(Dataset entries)
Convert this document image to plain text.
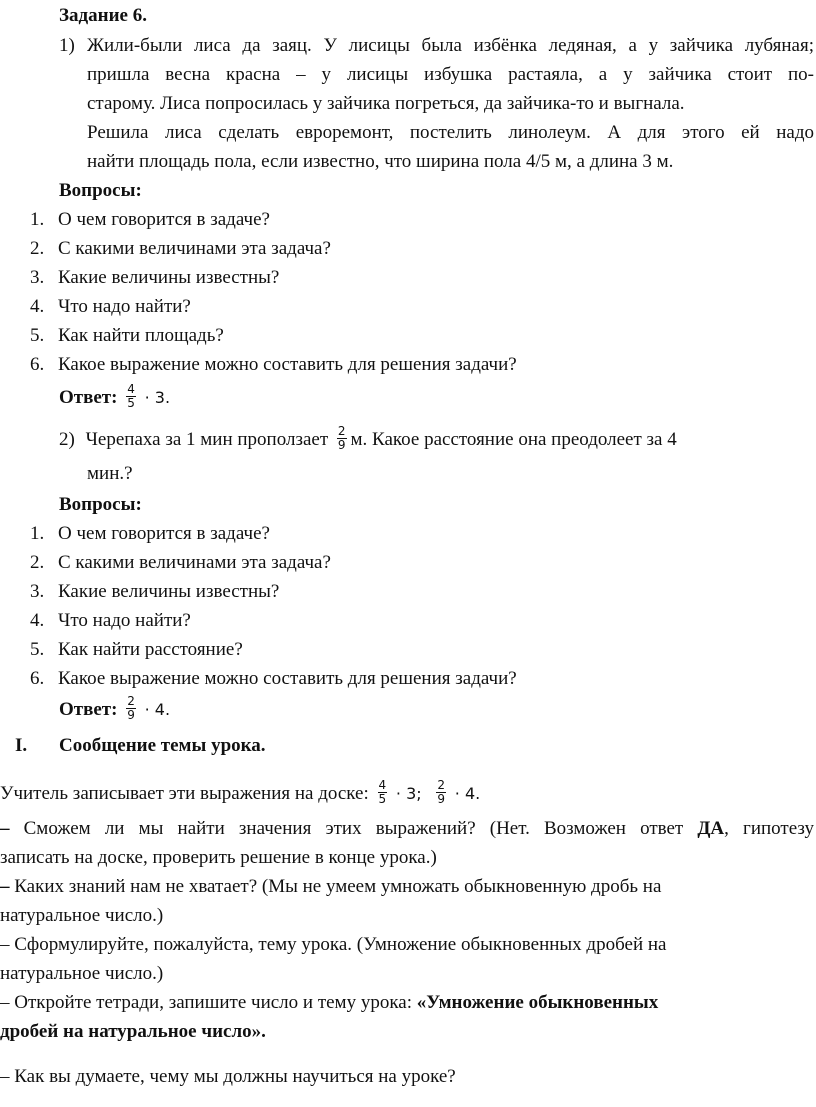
Задание 6.
1) Жили-были лиса да заяц. У лисицы была избёнка ледяная, а у зайчика лубяная;
пришла весна красна – у лисицы избушка растаяла, а у зайчика стоит по-
старому. Лиса попросилась у зайчика погреться, да зайчика-то и выгнала.
Решила лиса сделать евроремонт, постелить линолеум. А для этого ей надо
найти площадь пола, если известно, что ширина пола 4/5 м, а длина 3 м.
Вопросы:
1. О чем говорится в задаче?
2. С какими величинами эта задача?
3. Какие величины известны?
4. Что надо найти?
5. Как найти площадь?
6. Какое выражение можно составить для решения задачи?
Ответ: $\frac{4}{5} \cdot 3$.
2) Черепаха за 1 мин проползает $\frac{2}{9} м$. Какое расстояние она преодолеет за 4
мин.?
Вопросы:
1. О чем говорится в задаче?
2. С какими величинами эта задача?
3. Какие величины известны?
4. Что надо найти?
5. Как найти расстояние?
6. Какое выражение можно составить для решения задачи?
Ответ: $\frac{2}{9} \cdot 4$.
I. Сообщение темы урока.
Учитель записывает эти выражения на доске: $\frac{4}{5} \cdot 3$; $\frac{2}{9} \cdot 4$.
– Сможем ли мы найти значения этих выражений? (Нет. Возможен ответ ДА, гипотезу
записать на доске, проверить решение в конце урока.)
– Каких знаний нам не хватает? (Мы не умеем умножать обыкновенную дробь на
натуральное число.)
– Сформулируйте, пожалуйста, тему урока. (Умножение обыкновенных дробей на
натуральное число.)
– Откройте тетради, запишите число и тему урока: «Умножение обыкновенных
дробей на натуральное число».
– Как вы думаете, чему мы должны научиться на уроке?
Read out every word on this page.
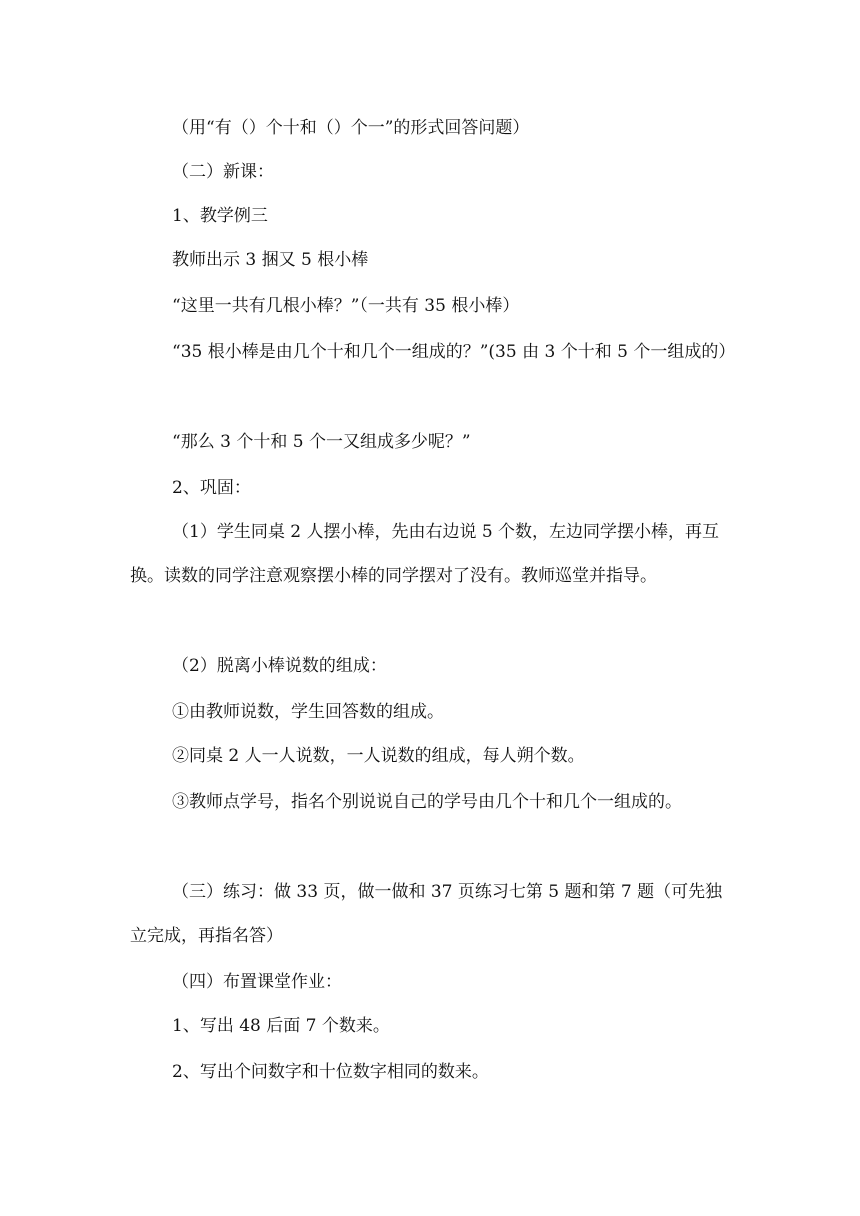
（用“有（）个十和（）个一”的形式回答问题）

（二）新课：

1、教学例三

教师出示 3 捆又 5 根小棒

“这里一共有几根小棒？”（一共有 35 根小棒）

“35 根小棒是由几个十和几个一组成的？”(35 由 3 个十和 5 个一组成的）

“那么 3 个十和 5 个一又组成多少呢？”

2、巩固：

（1）学生同桌 2 人摆小棒，先由右边说 5 个数，左边同学摆小棒，再互换。读数的同学注意观察摆小棒的同学摆对了没有。教师巡堂并指导。

（2）脱离小棒说数的组成：

①由教师说数，学生回答数的组成。

②同桌 2 人一人说数，一人说数的组成，每人朔个数。

③教师点学号，指名个别说说自己的学号由几个十和几个一组成的。

（三）练习：做 33 页，做一做和 37 页练习七第 5 题和第 7 题（可先独立完成，再指名答）

（四）布置课堂作业：

1、写出 48 后面 7 个数来。

2、写出个问数字和十位数字相同的数来。
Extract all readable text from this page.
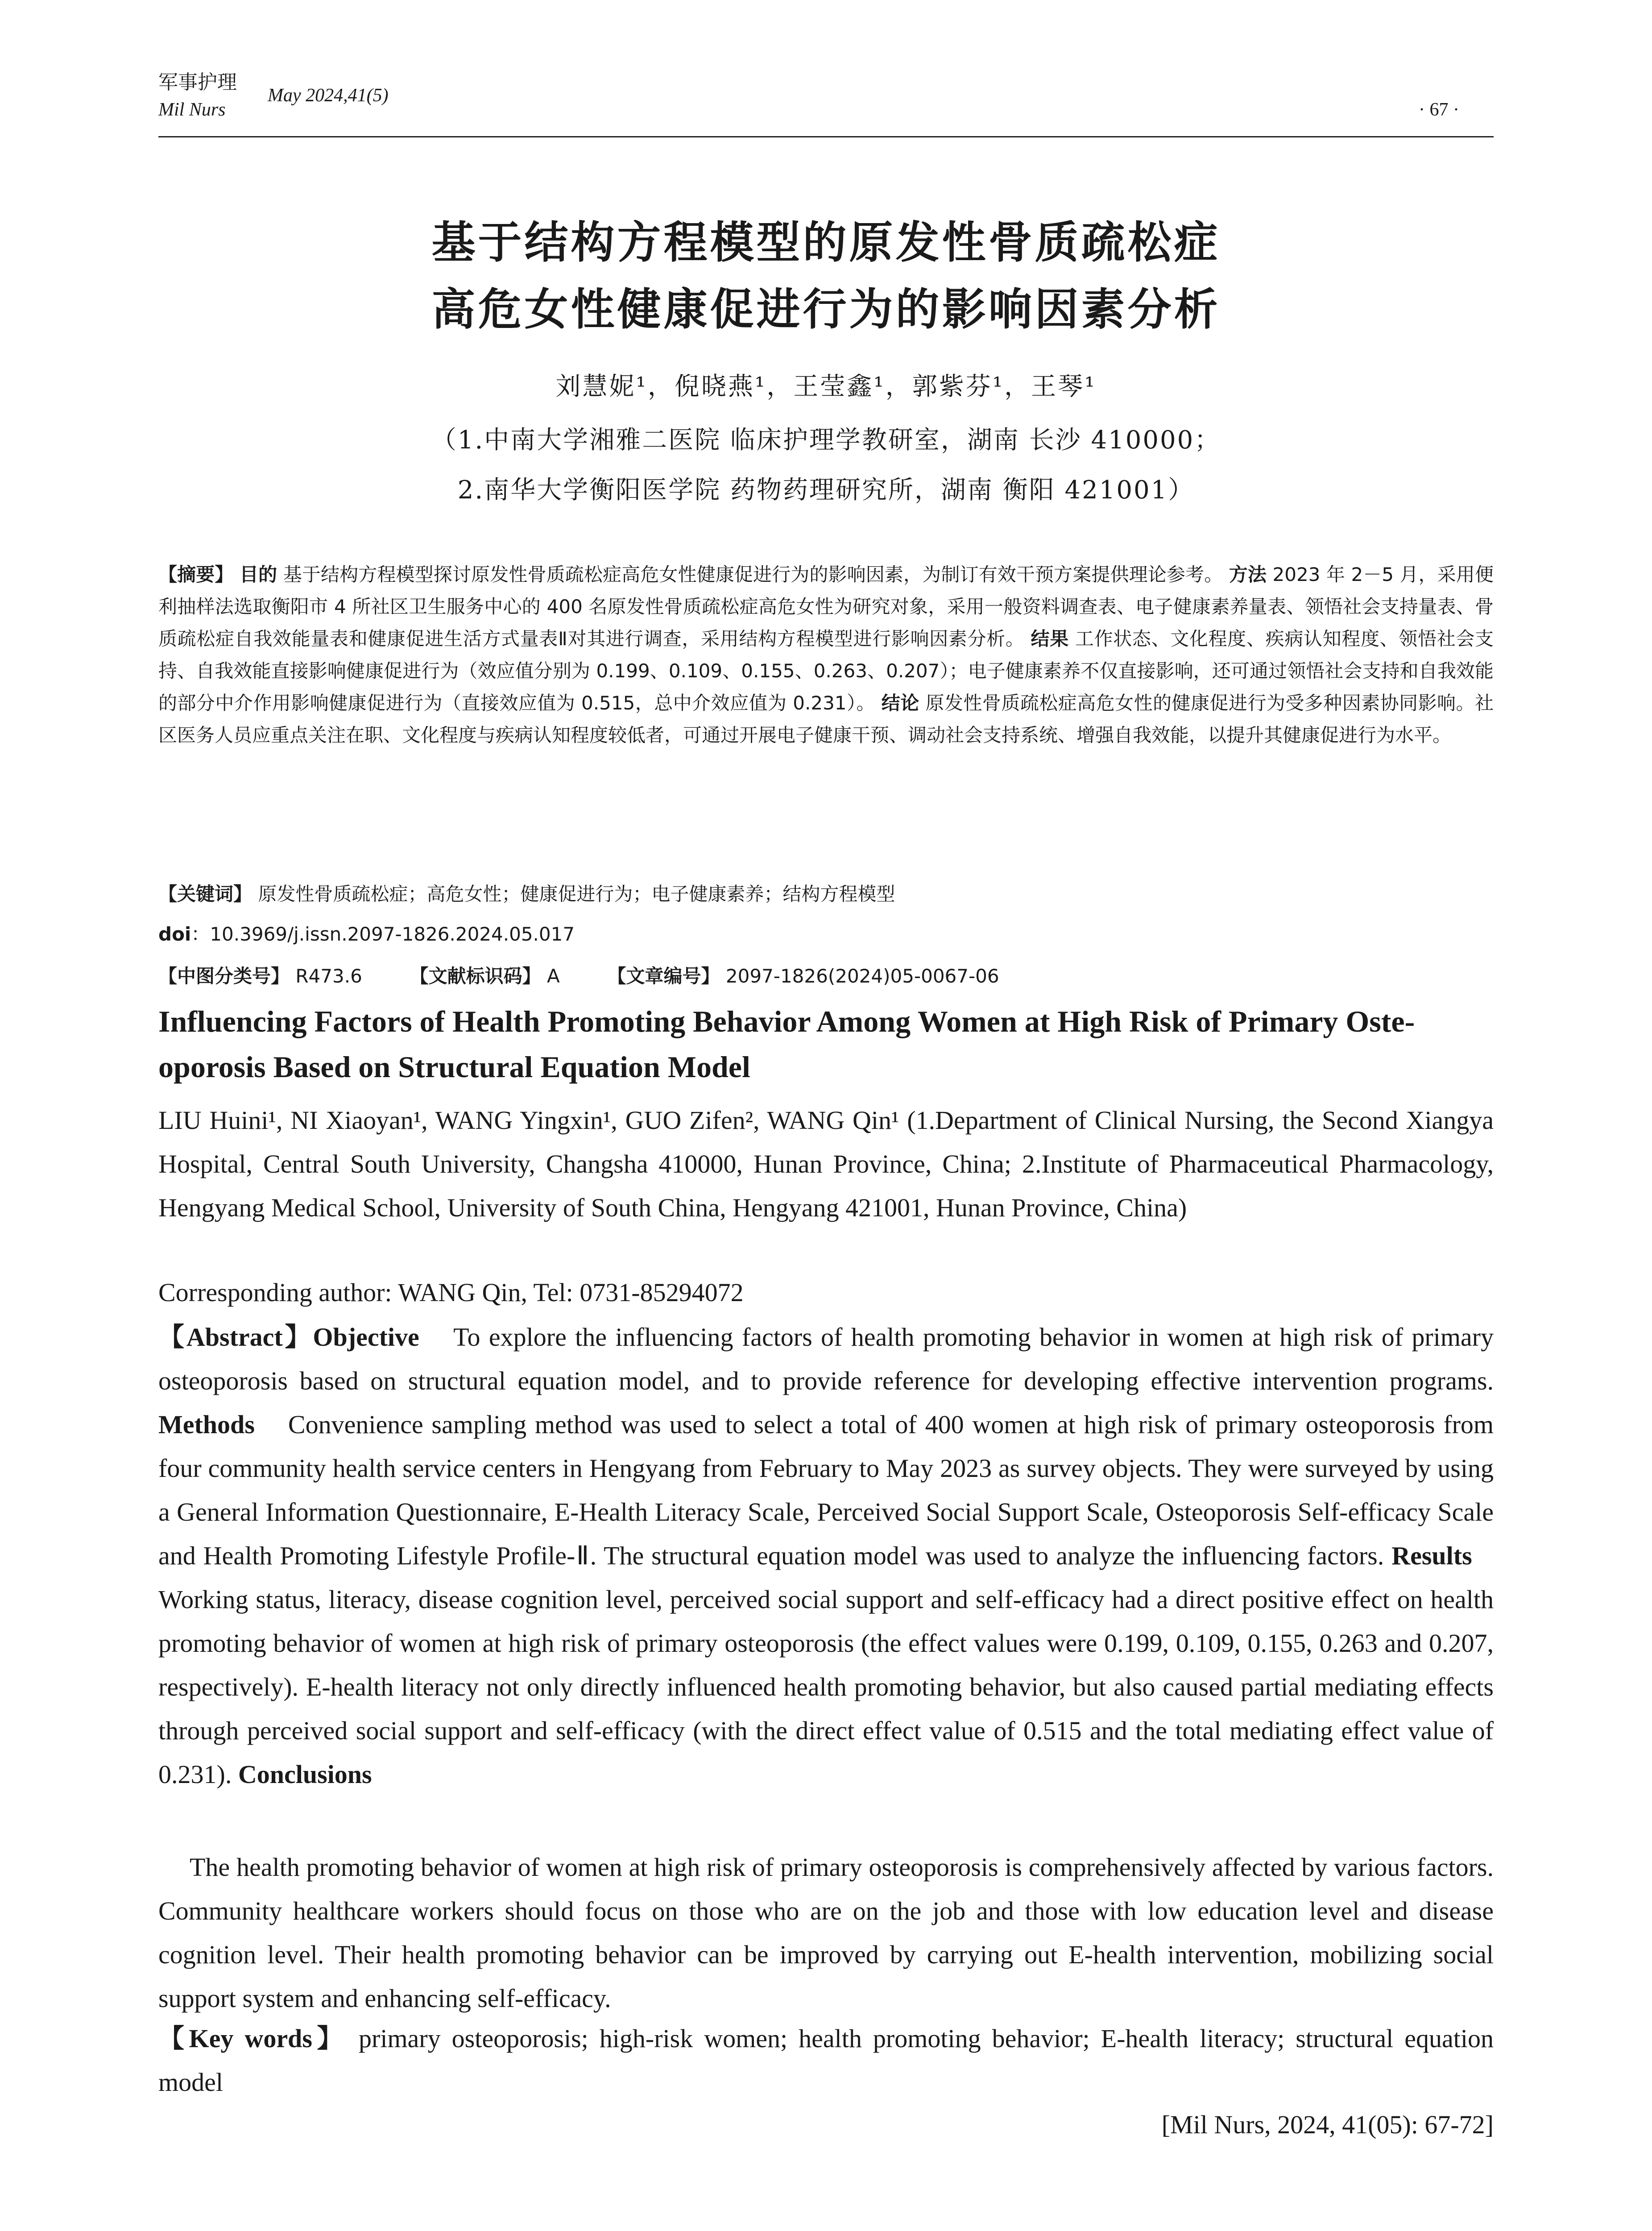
军事护理
Mil Nurs
May 2024,41(5)
· 67 ·
基于结构方程模型的原发性骨质疏松症
高危女性健康促进行为的影响因素分析
刘慧妮¹，倪晓燕¹，王莹鑫¹，郭紫芬¹，王琴¹
（1.中南大学湘雅二医院 临床护理学教研室，湖南 长沙 410000；
2.南华大学衡阳医学院 药物药理研究所，湖南 衡阳 421001）
【摘要】 目的 基于结构方程模型探讨原发性骨质疏松症高危女性健康促进行为的影响因素，为制订有效干预方案提供理论参考。 方法 2023 年 2－5 月，采用便利抽样法选取衡阳市 4 所社区卫生服务中心的 400 名原发性骨质疏松症高危女性为研究对象，采用一般资料调查表、电子健康素养量表、领悟社会支持量表、骨质疏松症自我效能量表和健康促进生活方式量表Ⅱ对其进行调查，采用结构方程模型进行影响因素分析。 结果 工作状态、文化程度、疾病认知程度、领悟社会支持、自我效能直接影响健康促进行为（效应值分别为 0.199、0.109、0.155、0.263、0.207）；电子健康素养不仅直接影响，还可通过领悟社会支持和自我效能的部分中介作用影响健康促进行为（直接效应值为 0.515，总中介效应值为 0.231）。 结论 原发性骨质疏松症高危女性的健康促进行为受多种因素协同影响。社区医务人员应重点关注在职、文化程度与疾病认知程度较低者，可通过开展电子健康干预、调动社会支持系统、增强自我效能，以提升其健康促进行为水平。
【关键词】 原发性骨质疏松症；高危女性；健康促进行为；电子健康素养；结构方程模型
doi：10.3969/j.issn.2097-1826.2024.05.017
【中图分类号】 R473.6	【文献标识码】 A	【文章编号】 2097-1826(2024)05-0067-06
Influencing Factors of Health Promoting Behavior Among Women at High Risk of Primary Oste-
oporosis Based on Structural Equation Model
LIU Huini¹, NI Xiaoyan¹, WANG Yingxin¹, GUO Zifen², WANG Qin¹ (1.Department of Clinical Nursing, the Second Xiangya Hospital, Central South University, Changsha 410000, Hunan Province, China; 2.Institute of Pharmaceutical Pharmacology, Hengyang Medical School, University of South China, Hengyang 421001, Hunan Province, China)
Corresponding author: WANG Qin, Tel: 0731-85294072
【Abstract】Objective To explore the influencing factors of health promoting behavior in women at high risk of primary osteoporosis based on structural equation model, and to provide reference for developing effective intervention programs. Methods Convenience sampling method was used to select a total of 400 women at high risk of primary osteoporosis from four community health service centers in Hengyang from February to May 2023 as survey objects. They were surveyed by using a General Information Questionnaire, E-Health Literacy Scale, Perceived Social Support Scale, Osteoporosis Self-efficacy Scale and Health Promoting Lifestyle Profile-Ⅱ. The structural equation model was used to analyze the influencing factors. Results    Working status, literacy, disease cognition level, perceived social support and self-efficacy had a direct positive effect on health promoting behavior of women at high risk of primary osteoporosis (the effect values were 0.199, 0.109, 0.155, 0.263 and 0.207, respectively). E-health literacy not only directly influenced health promoting behavior, but also caused partial mediating effects through perceived social support and self-efficacy (with the direct effect value of 0.515 and the total mediating effect value of 0.231). Conclusions
The health promoting behavior of women at high risk of primary osteoporosis is comprehensively affected by various factors. Community healthcare workers should focus on those who are on the job and those with low education level and disease cognition level. Their health promoting behavior can be improved by carrying out E-health intervention, mobilizing social support system and enhancing self-efficacy.
【Key words】 primary osteoporosis; high-risk women; health promoting behavior; E-health literacy; structural equation model
[Mil Nurs, 2024, 41(05): 67-72]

### Task objective
The pictures should not appear in the copy; every other part of the records above must be returned exactly.

### Task result
Convert this document image to plain text.
Задание 6.
1) Жили-были лиса да заяц. У лисицы была избёнка ледяная, а у зайчика лубяная;
пришла весна красна – у лисицы избушка растаяла, а у зайчика стоит по-
старому. Лиса попросилась у зайчика погреться, да зайчика-то и выгнала.
Решила лиса сделать евроремонт, постелить линолеум. А для этого ей надо
найти площадь пола, если известно, что ширина пола 4/5 м, а длина 3 м.
Вопросы:
1. О чем говорится в задаче?
2. С какими величинами эта задача?
3. Какие величины известны?
4. Что надо найти?
5. Как найти площадь?
6. Какое выражение можно составить для решения задачи?
Ответ: $\frac{4}{5} \cdot 3$.
2) Черепаха за 1 мин проползает $\frac{2}{9} м$. Какое расстояние она преодолеет за 4
мин.?
Вопросы:
1. О чем говорится в задаче?
2. С какими величинами эта задача?
3. Какие величины известны?
4. Что надо найти?
5. Как найти расстояние?
6. Какое выражение можно составить для решения задачи?
Ответ: $\frac{2}{9} \cdot 4$.
I. Сообщение темы урока.
Учитель записывает эти выражения на доске: $\frac{4}{5} \cdot 3$; $\frac{2}{9} \cdot 4$.
– Сможем ли мы найти значения этих выражений? (Нет. Возможен ответ ДА, гипотезу
записать на доске, проверить решение в конце урока.)
– Каких знаний нам не хватает? (Мы не умеем умножать обыкновенную дробь на
натуральное число.)
– Сформулируйте, пожалуйста, тему урока. (Умножение обыкновенных дробей на
натуральное число.)
– Откройте тетради, запишите число и тему урока: «Умножение обыкновенных
дробей на натуральное число».
– Как вы думаете, чему мы должны научиться на уроке?
Read out every word on this page.
（用“有（）个十和（）个一”的形式回答问题）

（二）新课：

1、教学例三

教师出示 3 捆又 5 根小棒

“这里一共有几根小棒？”（一共有 35 根小棒）

“35 根小棒是由几个十和几个一组成的？”(35 由 3 个十和 5 个一组成的）

“那么 3 个十和 5 个一又组成多少呢？”

2、巩固：

（1）学生同桌 2 人摆小棒，先由右边说 5 个数，左边同学摆小棒，再互换。读数的同学注意观察摆小棒的同学摆对了没有。教师巡堂并指导。

（2）脱离小棒说数的组成：

①由教师说数，学生回答数的组成。

②同桌 2 人一人说数，一人说数的组成，每人朔个数。

③教师点学号，指名个别说说自己的学号由几个十和几个一组成的。

（三）练习：做 33 页，做一做和 37 页练习七第 5 题和第 7 题（可先独立完成，再指名答）

（四）布置课堂作业：

1、写出 48 后面 7 个数来。

2、写出个问数字和十位数字相同的数来。
Extract all readable text from this page.
军事护理
Mil Nurs
May 2024,41(5)
· 67 ·
基于结构方程模型的原发性骨质疏松症
高危女性健康促进行为的影响因素分析
刘慧妮¹，倪晓燕¹，王莹鑫¹，郭紫芬¹，王琴¹
（1.中南大学湘雅二医院 临床护理学教研室，湖南 长沙 410000；
2.南华大学衡阳医学院 药物药理研究所，湖南 衡阳 421001）
【摘要】 目的 基于结构方程模型探讨原发性骨质疏松症高危女性健康促进行为的影响因素，为制订有效干预方案提供理论参考。 方法 2023 年 2－5 月，采用便利抽样法选取衡阳市 4 所社区卫生服务中心的 400 名原发性骨质疏松症高危女性为研究对象，采用一般资料调查表、电子健康素养量表、领悟社会支持量表、骨质疏松症自我效能量表和健康促进生活方式量表Ⅱ对其进行调查，采用结构方程模型进行影响因素分析。 结果 工作状态、文化程度、疾病认知程度、领悟社会支持、自我效能直接影响健康促进行为（效应值分别为 0.199、0.109、0.155、0.263、0.207）；电子健康素养不仅直接影响，还可通过领悟社会支持和自我效能的部分中介作用影响健康促进行为（直接效应值为 0.515，总中介效应值为 0.231）。 结论 原发性骨质疏松症高危女性的健康促进行为受多种因素协同影响。社区医务人员应重点关注在职、文化程度与疾病认知程度较低者，可通过开展电子健康干预、调动社会支持系统、增强自我效能，以提升其健康促进行为水平。
【关键词】 原发性骨质疏松症；高危女性；健康促进行为；电子健康素养；结构方程模型
doi：10.3969/j.issn.2097-1826.2024.05.017
【中图分类号】 R473.6	【文献标识码】 A	【文章编号】 2097-1826(2024)05-0067-06
Influencing Factors of Health Promoting Behavior Among Women at High Risk of Primary Oste-
oporosis Based on Structural Equation Model
LIU Huini¹, NI Xiaoyan¹, WANG Yingxin¹, GUO Zifen², WANG Qin¹ (1.Department of Clinical Nursing, the Second Xiangya Hospital, Central South University, Changsha 410000, Hunan Province, China; 2.Institute of Pharmaceutical Pharmacology, Hengyang Medical School, University of South China, Hengyang 421001, Hunan Province, China)
Corresponding author: WANG Qin, Tel: 0731-85294072
【Abstract】Objective To explore the influencing factors of health promoting behavior in women at high risk of primary osteoporosis based on structural equation model, and to provide reference for developing effective intervention programs. Methods Convenience sampling method was used to select a total of 400 women at high risk of primary osteoporosis from four community health service centers in Hengyang from February to May 2023 as survey objects. They were surveyed by using a General Information Questionnaire, E-Health Literacy Scale, Perceived Social Support Scale, Osteoporosis Self-efficacy Scale and Health Promoting Lifestyle Profile-Ⅱ. The structural equation model was used to analyze the influencing factors. Results    Working status, literacy, disease cognition level, perceived social support and self-efficacy had a direct positive effect on health promoting behavior of women at high risk of primary osteoporosis (the effect values were 0.199, 0.109, 0.155, 0.263 and 0.207, respectively). E-health literacy not only directly influenced health promoting behavior, but also caused partial mediating effects through perceived social support and self-efficacy (with the direct effect value of 0.515 and the total mediating effect value of 0.231). Conclusions
The health promoting behavior of women at high risk of primary osteoporosis is comprehensively affected by various factors. Community healthcare workers should focus on those who are on the job and those with low education level and disease cognition level. Their health promoting behavior can be improved by carrying out E-health intervention, mobilizing social support system and enhancing self-efficacy.
【Key words】 primary osteoporosis; high-risk women; health promoting behavior; E-health literacy; structural equation model
[Mil Nurs, 2024, 41(05): 67-72]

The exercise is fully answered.